What the task asks: In the data below, locate each line with the word "this" and list it.

Input:
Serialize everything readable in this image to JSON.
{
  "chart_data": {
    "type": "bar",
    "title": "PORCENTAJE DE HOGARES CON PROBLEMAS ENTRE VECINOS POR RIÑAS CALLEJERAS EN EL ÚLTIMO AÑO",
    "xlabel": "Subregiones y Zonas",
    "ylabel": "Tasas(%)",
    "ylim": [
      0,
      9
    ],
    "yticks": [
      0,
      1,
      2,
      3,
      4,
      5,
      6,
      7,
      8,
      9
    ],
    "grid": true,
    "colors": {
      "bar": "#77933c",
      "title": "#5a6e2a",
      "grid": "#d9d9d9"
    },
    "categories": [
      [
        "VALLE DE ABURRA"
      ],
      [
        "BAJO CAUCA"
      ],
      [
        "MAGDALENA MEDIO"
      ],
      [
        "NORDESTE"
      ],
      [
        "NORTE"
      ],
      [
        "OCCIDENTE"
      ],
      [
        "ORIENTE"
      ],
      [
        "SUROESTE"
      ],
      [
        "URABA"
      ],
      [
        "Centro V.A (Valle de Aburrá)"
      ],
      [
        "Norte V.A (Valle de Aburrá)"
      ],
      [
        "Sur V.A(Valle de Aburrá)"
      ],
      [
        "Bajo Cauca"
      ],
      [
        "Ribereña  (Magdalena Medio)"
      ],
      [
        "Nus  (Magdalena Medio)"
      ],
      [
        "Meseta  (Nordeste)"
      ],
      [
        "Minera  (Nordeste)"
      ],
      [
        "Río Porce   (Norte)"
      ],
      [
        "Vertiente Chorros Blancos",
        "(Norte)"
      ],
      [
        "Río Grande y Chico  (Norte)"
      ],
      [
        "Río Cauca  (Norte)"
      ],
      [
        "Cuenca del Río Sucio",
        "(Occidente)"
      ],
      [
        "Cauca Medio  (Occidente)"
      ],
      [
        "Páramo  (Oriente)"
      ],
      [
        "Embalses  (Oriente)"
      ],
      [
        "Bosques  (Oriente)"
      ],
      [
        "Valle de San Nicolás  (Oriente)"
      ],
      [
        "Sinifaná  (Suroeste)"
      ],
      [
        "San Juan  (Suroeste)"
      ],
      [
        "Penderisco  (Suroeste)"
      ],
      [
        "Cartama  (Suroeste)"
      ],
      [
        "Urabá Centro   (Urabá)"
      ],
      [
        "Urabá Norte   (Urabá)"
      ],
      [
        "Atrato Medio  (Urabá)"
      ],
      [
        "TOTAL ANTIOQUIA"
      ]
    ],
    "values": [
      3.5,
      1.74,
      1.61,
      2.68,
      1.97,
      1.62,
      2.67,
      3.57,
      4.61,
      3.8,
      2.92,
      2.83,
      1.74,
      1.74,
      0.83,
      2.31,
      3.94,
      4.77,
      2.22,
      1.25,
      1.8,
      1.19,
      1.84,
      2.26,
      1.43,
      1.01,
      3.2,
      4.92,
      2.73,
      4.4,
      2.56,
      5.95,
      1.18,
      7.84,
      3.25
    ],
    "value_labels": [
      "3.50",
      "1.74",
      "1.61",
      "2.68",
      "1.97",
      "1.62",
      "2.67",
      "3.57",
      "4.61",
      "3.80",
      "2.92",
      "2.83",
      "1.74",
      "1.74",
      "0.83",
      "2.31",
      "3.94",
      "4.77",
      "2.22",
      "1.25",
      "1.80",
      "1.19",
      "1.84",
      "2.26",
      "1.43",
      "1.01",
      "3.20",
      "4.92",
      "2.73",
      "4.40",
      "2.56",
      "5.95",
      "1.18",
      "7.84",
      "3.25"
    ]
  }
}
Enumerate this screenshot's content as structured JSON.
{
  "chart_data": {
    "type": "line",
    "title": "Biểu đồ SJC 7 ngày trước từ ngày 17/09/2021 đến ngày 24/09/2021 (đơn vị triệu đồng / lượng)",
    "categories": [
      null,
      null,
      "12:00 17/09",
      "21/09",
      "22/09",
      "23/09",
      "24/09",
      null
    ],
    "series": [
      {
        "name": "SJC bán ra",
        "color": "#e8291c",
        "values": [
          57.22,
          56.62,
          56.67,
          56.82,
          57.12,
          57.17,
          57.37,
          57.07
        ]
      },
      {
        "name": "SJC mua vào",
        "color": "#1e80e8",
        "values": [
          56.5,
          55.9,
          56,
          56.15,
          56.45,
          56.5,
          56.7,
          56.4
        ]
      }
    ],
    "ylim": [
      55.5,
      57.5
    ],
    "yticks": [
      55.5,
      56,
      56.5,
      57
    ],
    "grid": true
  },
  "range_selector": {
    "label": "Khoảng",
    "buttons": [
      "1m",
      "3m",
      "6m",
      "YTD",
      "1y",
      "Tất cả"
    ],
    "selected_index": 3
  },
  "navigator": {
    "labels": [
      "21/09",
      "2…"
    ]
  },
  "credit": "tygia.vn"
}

The result:
Serialize everything readable in this image to JSON.
Enumerate this screenshot's content as structured JSON.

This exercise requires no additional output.